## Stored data
-- START --

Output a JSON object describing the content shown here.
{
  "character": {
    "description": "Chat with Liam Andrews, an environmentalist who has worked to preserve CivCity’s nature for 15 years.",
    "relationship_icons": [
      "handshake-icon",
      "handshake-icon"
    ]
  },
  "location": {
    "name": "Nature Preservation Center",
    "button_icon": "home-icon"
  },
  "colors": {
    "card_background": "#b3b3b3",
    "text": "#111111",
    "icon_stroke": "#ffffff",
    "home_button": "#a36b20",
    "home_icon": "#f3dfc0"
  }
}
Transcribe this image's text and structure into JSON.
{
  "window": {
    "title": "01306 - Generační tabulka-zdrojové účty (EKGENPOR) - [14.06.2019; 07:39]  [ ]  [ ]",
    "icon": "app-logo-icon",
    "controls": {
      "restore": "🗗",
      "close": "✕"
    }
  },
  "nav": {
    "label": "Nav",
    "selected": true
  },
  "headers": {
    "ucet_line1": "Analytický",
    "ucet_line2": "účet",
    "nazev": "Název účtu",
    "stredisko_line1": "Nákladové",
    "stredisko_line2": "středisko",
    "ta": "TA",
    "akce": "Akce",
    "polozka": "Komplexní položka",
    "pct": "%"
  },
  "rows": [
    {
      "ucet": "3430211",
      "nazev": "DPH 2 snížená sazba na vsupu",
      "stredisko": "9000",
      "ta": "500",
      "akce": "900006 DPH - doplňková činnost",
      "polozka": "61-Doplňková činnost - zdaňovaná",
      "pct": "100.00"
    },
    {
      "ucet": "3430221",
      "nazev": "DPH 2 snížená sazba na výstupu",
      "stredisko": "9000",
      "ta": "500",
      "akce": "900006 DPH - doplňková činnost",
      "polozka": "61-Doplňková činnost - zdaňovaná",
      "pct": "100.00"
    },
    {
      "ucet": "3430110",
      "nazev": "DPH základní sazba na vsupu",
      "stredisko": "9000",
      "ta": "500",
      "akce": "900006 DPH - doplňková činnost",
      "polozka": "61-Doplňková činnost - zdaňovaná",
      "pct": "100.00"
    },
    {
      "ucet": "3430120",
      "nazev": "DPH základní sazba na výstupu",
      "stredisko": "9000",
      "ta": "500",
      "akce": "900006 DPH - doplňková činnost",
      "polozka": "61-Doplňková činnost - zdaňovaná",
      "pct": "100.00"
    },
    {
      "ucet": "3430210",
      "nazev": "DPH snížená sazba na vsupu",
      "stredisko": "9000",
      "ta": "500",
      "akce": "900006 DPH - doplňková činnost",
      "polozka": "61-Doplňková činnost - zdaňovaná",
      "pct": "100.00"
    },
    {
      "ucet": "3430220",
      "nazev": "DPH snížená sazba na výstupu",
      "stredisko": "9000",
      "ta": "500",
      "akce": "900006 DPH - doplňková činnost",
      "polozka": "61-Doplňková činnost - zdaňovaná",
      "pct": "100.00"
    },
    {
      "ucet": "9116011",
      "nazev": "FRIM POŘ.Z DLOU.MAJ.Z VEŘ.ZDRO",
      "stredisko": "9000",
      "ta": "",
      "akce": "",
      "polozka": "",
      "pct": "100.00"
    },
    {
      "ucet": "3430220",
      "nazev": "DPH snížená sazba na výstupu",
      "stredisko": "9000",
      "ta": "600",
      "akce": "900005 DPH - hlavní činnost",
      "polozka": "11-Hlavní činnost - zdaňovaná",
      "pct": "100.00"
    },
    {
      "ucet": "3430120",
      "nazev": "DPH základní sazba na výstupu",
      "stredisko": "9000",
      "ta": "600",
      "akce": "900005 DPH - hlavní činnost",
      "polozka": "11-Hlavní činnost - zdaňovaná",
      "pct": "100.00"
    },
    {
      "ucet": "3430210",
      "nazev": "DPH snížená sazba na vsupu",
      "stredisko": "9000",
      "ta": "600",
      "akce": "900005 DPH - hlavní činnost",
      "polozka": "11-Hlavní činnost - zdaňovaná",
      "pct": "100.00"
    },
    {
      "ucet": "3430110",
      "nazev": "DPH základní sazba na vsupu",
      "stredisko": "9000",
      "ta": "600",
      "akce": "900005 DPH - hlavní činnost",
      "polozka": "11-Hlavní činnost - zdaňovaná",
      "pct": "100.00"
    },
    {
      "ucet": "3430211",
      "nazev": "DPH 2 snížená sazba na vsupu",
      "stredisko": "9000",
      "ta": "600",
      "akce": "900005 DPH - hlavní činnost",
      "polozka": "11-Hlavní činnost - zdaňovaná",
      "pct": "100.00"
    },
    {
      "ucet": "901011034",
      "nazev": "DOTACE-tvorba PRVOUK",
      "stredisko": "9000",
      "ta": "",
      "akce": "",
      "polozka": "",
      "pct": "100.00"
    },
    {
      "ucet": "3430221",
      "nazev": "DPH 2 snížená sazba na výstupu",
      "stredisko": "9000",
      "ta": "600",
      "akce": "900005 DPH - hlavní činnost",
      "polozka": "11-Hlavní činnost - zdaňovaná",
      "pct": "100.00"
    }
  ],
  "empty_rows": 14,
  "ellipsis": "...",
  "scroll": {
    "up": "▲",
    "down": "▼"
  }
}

-- END --

## Your instructions
Write the entries again, exactly as they stand.

## Solution to this task
Output a JSON object describing the content shown here.
{
  "character": {
    "description": "Chat with Liam Andrews, an environmentalist who has worked to preserve CivCity’s nature for 15 years.",
    "relationship_icons": [
      "handshake-icon",
      "handshake-icon"
    ]
  },
  "location": {
    "name": "Nature Preservation Center",
    "button_icon": "home-icon"
  },
  "colors": {
    "card_background": "#b3b3b3",
    "text": "#111111",
    "icon_stroke": "#ffffff",
    "home_button": "#a36b20",
    "home_icon": "#f3dfc0"
  }
}
Transcribe this image's text and structure into JSON.
{
  "window": {
    "title": "01306 - Generační tabulka-zdrojové účty (EKGENPOR) - [14.06.2019; 07:39]  [ ]  [ ]",
    "icon": "app-logo-icon",
    "controls": {
      "restore": "🗗",
      "close": "✕"
    }
  },
  "nav": {
    "label": "Nav",
    "selected": true
  },
  "headers": {
    "ucet_line1": "Analytický",
    "ucet_line2": "účet",
    "nazev": "Název účtu",
    "stredisko_line1": "Nákladové",
    "stredisko_line2": "středisko",
    "ta": "TA",
    "akce": "Akce",
    "polozka": "Komplexní položka",
    "pct": "%"
  },
  "rows": [
    {
      "ucet": "3430211",
      "nazev": "DPH 2 snížená sazba na vsupu",
      "stredisko": "9000",
      "ta": "500",
      "akce": "900006 DPH - doplňková činnost",
      "polozka": "61-Doplňková činnost - zdaňovaná",
      "pct": "100.00"
    },
    {
      "ucet": "3430221",
      "nazev": "DPH 2 snížená sazba na výstupu",
      "stredisko": "9000",
      "ta": "500",
      "akce": "900006 DPH - doplňková činnost",
      "polozka": "61-Doplňková činnost - zdaňovaná",
      "pct": "100.00"
    },
    {
      "ucet": "3430110",
      "nazev": "DPH základní sazba na vsupu",
      "stredisko": "9000",
      "ta": "500",
      "akce": "900006 DPH - doplňková činnost",
      "polozka": "61-Doplňková činnost - zdaňovaná",
      "pct": "100.00"
    },
    {
      "ucet": "3430120",
      "nazev": "DPH základní sazba na výstupu",
      "stredisko": "9000",
      "ta": "500",
      "akce": "900006 DPH - doplňková činnost",
      "polozka": "61-Doplňková činnost - zdaňovaná",
      "pct": "100.00"
    },
    {
      "ucet": "3430210",
      "nazev": "DPH snížená sazba na vsupu",
      "stredisko": "9000",
      "ta": "500",
      "akce": "900006 DPH - doplňková činnost",
      "polozka": "61-Doplňková činnost - zdaňovaná",
      "pct": "100.00"
    },
    {
      "ucet": "3430220",
      "nazev": "DPH snížená sazba na výstupu",
      "stredisko": "9000",
      "ta": "500",
      "akce": "900006 DPH - doplňková činnost",
      "polozka": "61-Doplňková činnost - zdaňovaná",
      "pct": "100.00"
    },
    {
      "ucet": "9116011",
      "nazev": "FRIM POŘ.Z DLOU.MAJ.Z VEŘ.ZDRO",
      "stredisko": "9000",
      "ta": "",
      "akce": "",
      "polozka": "",
      "pct": "100.00"
    },
    {
      "ucet": "3430220",
      "nazev": "DPH snížená sazba na výstupu",
      "stredisko": "9000",
      "ta": "600",
      "akce": "900005 DPH - hlavní činnost",
      "polozka": "11-Hlavní činnost - zdaňovaná",
      "pct": "100.00"
    },
    {
      "ucet": "3430120",
      "nazev": "DPH základní sazba na výstupu",
      "stredisko": "9000",
      "ta": "600",
      "akce": "900005 DPH - hlavní činnost",
      "polozka": "11-Hlavní činnost - zdaňovaná",
      "pct": "100.00"
    },
    {
      "ucet": "3430210",
      "nazev": "DPH snížená sazba na vsupu",
      "stredisko": "9000",
      "ta": "600",
      "akce": "900005 DPH - hlavní činnost",
      "polozka": "11-Hlavní činnost - zdaňovaná",
      "pct": "100.00"
    },
    {
      "ucet": "3430110",
      "nazev": "DPH základní sazba na vsupu",
      "stredisko": "9000",
      "ta": "600",
      "akce": "900005 DPH - hlavní činnost",
      "polozka": "11-Hlavní činnost - zdaňovaná",
      "pct": "100.00"
    },
    {
      "ucet": "3430211",
      "nazev": "DPH 2 snížená sazba na vsupu",
      "stredisko": "9000",
      "ta": "600",
      "akce": "900005 DPH - hlavní činnost",
      "polozka": "11-Hlavní činnost - zdaňovaná",
      "pct": "100.00"
    },
    {
      "ucet": "901011034",
      "nazev": "DOTACE-tvorba PRVOUK",
      "stredisko": "9000",
      "ta": "",
      "akce": "",
      "polozka": "",
      "pct": "100.00"
    },
    {
      "ucet": "3430221",
      "nazev": "DPH 2 snížená sazba na výstupu",
      "stredisko": "9000",
      "ta": "600",
      "akce": "900005 DPH - hlavní činnost",
      "polozka": "11-Hlavní činnost - zdaňovaná",
      "pct": "100.00"
    }
  ],
  "empty_rows": 14,
  "ellipsis": "...",
  "scroll": {
    "up": "▲",
    "down": "▼"
  }
}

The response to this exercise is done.